Problem description => Using the material below, copy every line where "interest" appears.

----------

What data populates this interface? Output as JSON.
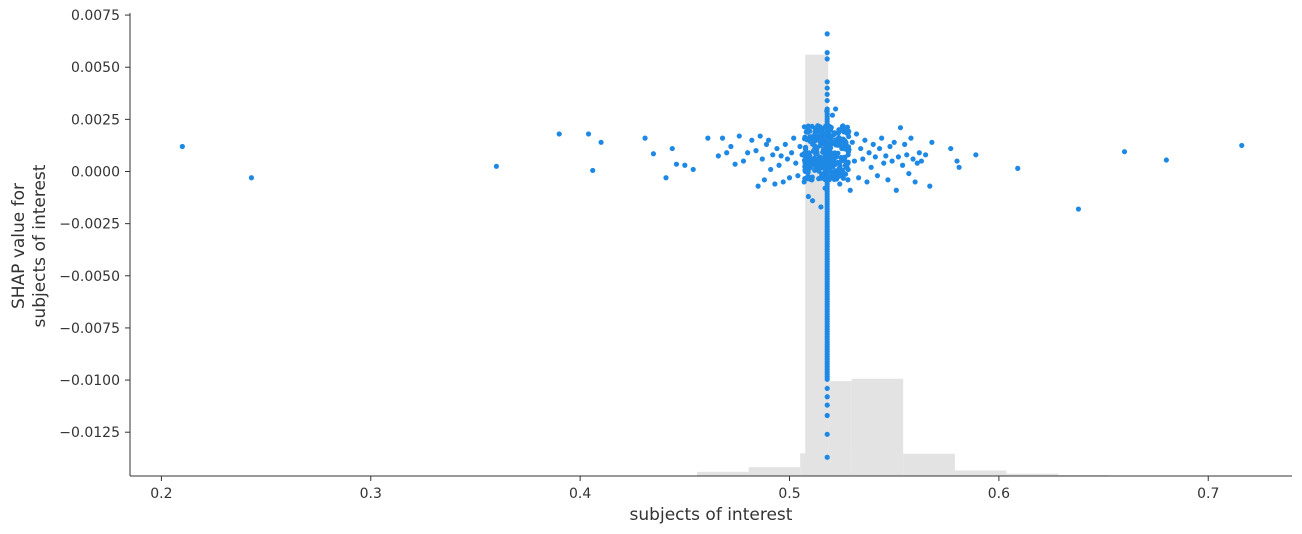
{
  "chart_data": {
    "type": "scatter",
    "title": "",
    "xlabel": "subjects of interest",
    "ylabel_lines": [
      "SHAP value for",
      "subjects of interest"
    ],
    "xlim": [
      0.185,
      0.74
    ],
    "ylim": [
      -0.0146,
      0.0076
    ],
    "xticks": [
      {
        "value": 0.2,
        "label": "0.2"
      },
      {
        "value": 0.3,
        "label": "0.3"
      },
      {
        "value": 0.4,
        "label": "0.4"
      },
      {
        "value": 0.5,
        "label": "0.5"
      },
      {
        "value": 0.6,
        "label": "0.6"
      },
      {
        "value": 0.7,
        "label": "0.7"
      }
    ],
    "yticks": [
      {
        "value": 0.0075,
        "label": "0.0075"
      },
      {
        "value": 0.005,
        "label": "0.0050"
      },
      {
        "value": 0.0025,
        "label": "0.0025"
      },
      {
        "value": 0.0,
        "label": "0.0000"
      },
      {
        "value": -0.0025,
        "label": "−0.0025"
      },
      {
        "value": -0.005,
        "label": "−0.0050"
      },
      {
        "value": -0.0075,
        "label": "−0.0075"
      },
      {
        "value": -0.01,
        "label": "−0.0100"
      },
      {
        "value": -0.0125,
        "label": "−0.0125"
      }
    ],
    "point_color": "#1e88e5",
    "histogram_color": "#e3e3e3",
    "histogram": {
      "edges": [
        0.185,
        0.2096,
        0.2342,
        0.2589,
        0.2835,
        0.3081,
        0.3327,
        0.3574,
        0.382,
        0.4066,
        0.4312,
        0.4558,
        0.4805,
        0.5051,
        0.5297,
        0.5543,
        0.579,
        0.6036,
        0.6282,
        0.6528,
        0.6774,
        0.7021,
        0.7267
      ],
      "heights": [
        0.06,
        0.06,
        0,
        0,
        0,
        0,
        0.04,
        0.04,
        0.04,
        0.04,
        0.1,
        0.9,
        1.9,
        4.9,
        21.0,
        4.8,
        1.2,
        0.5,
        0.2,
        0.1,
        0.1,
        0.06
      ],
      "fine": [
        {
          "x0": 0.5075,
          "x1": 0.5185,
          "h": 91
        },
        {
          "x0": 0.5185,
          "x1": 0.5297,
          "h": 20.5
        }
      ],
      "max": 100
    },
    "points": [
      [
        0.21,
        0.0012
      ],
      [
        0.243,
        -0.0003
      ],
      [
        0.36,
        0.00025
      ],
      [
        0.39,
        0.0018
      ],
      [
        0.404,
        0.0018
      ],
      [
        0.406,
        5e-05
      ],
      [
        0.41,
        0.0014
      ],
      [
        0.431,
        0.0016
      ],
      [
        0.435,
        0.00085
      ],
      [
        0.441,
        -0.0003
      ],
      [
        0.444,
        0.0011
      ],
      [
        0.446,
        0.00035
      ],
      [
        0.45,
        0.0003
      ],
      [
        0.454,
        0.0001
      ],
      [
        0.461,
        0.0016
      ],
      [
        0.466,
        0.00075
      ],
      [
        0.468,
        0.0016
      ],
      [
        0.47,
        0.0009
      ],
      [
        0.472,
        0.0012
      ],
      [
        0.474,
        0.00035
      ],
      [
        0.476,
        0.0017
      ],
      [
        0.478,
        0.0005
      ],
      [
        0.48,
        0.0009
      ],
      [
        0.482,
        0.0015
      ],
      [
        0.484,
        0.001
      ],
      [
        0.485,
        -0.0007
      ],
      [
        0.486,
        0.0017
      ],
      [
        0.487,
        0.0006
      ],
      [
        0.488,
        -0.0004
      ],
      [
        0.489,
        0.0013
      ],
      [
        0.49,
        0.0015
      ],
      [
        0.491,
        0.0001
      ],
      [
        0.492,
        0.0008
      ],
      [
        0.493,
        -0.0006
      ],
      [
        0.494,
        0.0011
      ],
      [
        0.495,
        0.0003
      ],
      [
        0.496,
        0.00075
      ],
      [
        0.497,
        -0.0005
      ],
      [
        0.498,
        0.0013
      ],
      [
        0.499,
        0.0006
      ],
      [
        0.5,
        -0.0003
      ],
      [
        0.501,
        0.0009
      ],
      [
        0.502,
        0.0016
      ],
      [
        0.503,
        0.0004
      ],
      [
        0.504,
        -0.0002
      ],
      [
        0.505,
        0.0012
      ],
      [
        0.506,
        0.0008
      ],
      [
        0.507,
        -0.0005
      ],
      [
        0.508,
        0.0019
      ],
      [
        0.509,
        -0.0012
      ],
      [
        0.51,
        0.0003
      ],
      [
        0.511,
        -0.0014
      ],
      [
        0.512,
        0.0015
      ],
      [
        0.513,
        0.00095
      ],
      [
        0.514,
        0.0003
      ],
      [
        0.515,
        -0.0017
      ],
      [
        0.5155,
        0.0018
      ],
      [
        0.516,
        0.0005
      ],
      [
        0.5165,
        0.0011
      ],
      [
        0.517,
        -0.0008
      ],
      [
        0.5175,
        0.0014
      ],
      [
        0.5178,
        0.0029
      ],
      [
        0.5182,
        0.0003
      ],
      [
        0.5186,
        0.0016
      ],
      [
        0.519,
        -0.0004
      ],
      [
        0.5195,
        0.0021
      ],
      [
        0.5198,
        0.0009
      ],
      [
        0.5202,
        0.0014
      ],
      [
        0.5205,
        0.0027
      ],
      [
        0.521,
        0.0004
      ],
      [
        0.5215,
        0.0018
      ],
      [
        0.522,
        0.003
      ],
      [
        0.5225,
        0.0007
      ],
      [
        0.523,
        0.0013
      ],
      [
        0.524,
        -0.0006
      ],
      [
        0.525,
        0.0011
      ],
      [
        0.526,
        0.0019
      ],
      [
        0.527,
        0.0002
      ],
      [
        0.528,
        0.0008
      ],
      [
        0.529,
        -0.0009
      ],
      [
        0.53,
        0.0014
      ],
      [
        0.531,
        0.0005
      ],
      [
        0.532,
        0.0018
      ],
      [
        0.533,
        -0.0003
      ],
      [
        0.534,
        0.0011
      ],
      [
        0.535,
        0.0006
      ],
      [
        0.536,
        0.0015
      ],
      [
        0.537,
        -0.0005
      ],
      [
        0.538,
        0.0009
      ],
      [
        0.539,
        0.0002
      ],
      [
        0.54,
        0.0013
      ],
      [
        0.541,
        0.0007
      ],
      [
        0.542,
        -0.0002
      ],
      [
        0.543,
        0.0011
      ],
      [
        0.544,
        0.0016
      ],
      [
        0.545,
        0.0004
      ],
      [
        0.546,
        0.00075
      ],
      [
        0.547,
        -0.0004
      ],
      [
        0.548,
        0.0012
      ],
      [
        0.549,
        0.0005
      ],
      [
        0.55,
        0.0014
      ],
      [
        0.551,
        -0.0009
      ],
      [
        0.552,
        0.0007
      ],
      [
        0.553,
        0.0021
      ],
      [
        0.554,
        0.0003
      ],
      [
        0.555,
        0.0013
      ],
      [
        0.556,
        0.0008
      ],
      [
        0.557,
        -0.0001
      ],
      [
        0.558,
        0.0016
      ],
      [
        0.559,
        0.0006
      ],
      [
        0.56,
        -0.0005
      ],
      [
        0.561,
        0.0004
      ],
      [
        0.562,
        0.0009
      ],
      [
        0.563,
        0.0005
      ],
      [
        0.565,
        0.0008
      ],
      [
        0.567,
        -0.0007
      ],
      [
        0.568,
        0.0014
      ],
      [
        0.577,
        0.0011
      ],
      [
        0.58,
        0.0005
      ],
      [
        0.581,
        0.0002
      ],
      [
        0.589,
        0.0008
      ],
      [
        0.609,
        0.00015
      ],
      [
        0.638,
        -0.0018
      ],
      [
        0.66,
        0.00095
      ],
      [
        0.68,
        0.00055
      ],
      [
        0.716,
        0.00125
      ],
      [
        0.518,
        0.0066
      ],
      [
        0.518,
        0.0057
      ],
      [
        0.518,
        0.0054
      ],
      [
        0.518,
        0.0043
      ],
      [
        0.518,
        0.004
      ],
      [
        0.518,
        0.0037
      ],
      [
        0.518,
        0.0034
      ],
      [
        0.518,
        -0.0104
      ],
      [
        0.518,
        -0.0108
      ],
      [
        0.518,
        -0.0112
      ],
      [
        0.518,
        -0.0117
      ],
      [
        0.518,
        -0.0126
      ],
      [
        0.518,
        -0.0137
      ]
    ]
  }
}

----------

Task answer =>
    "xlabel": "subjects of interest",
      "subjects of interest"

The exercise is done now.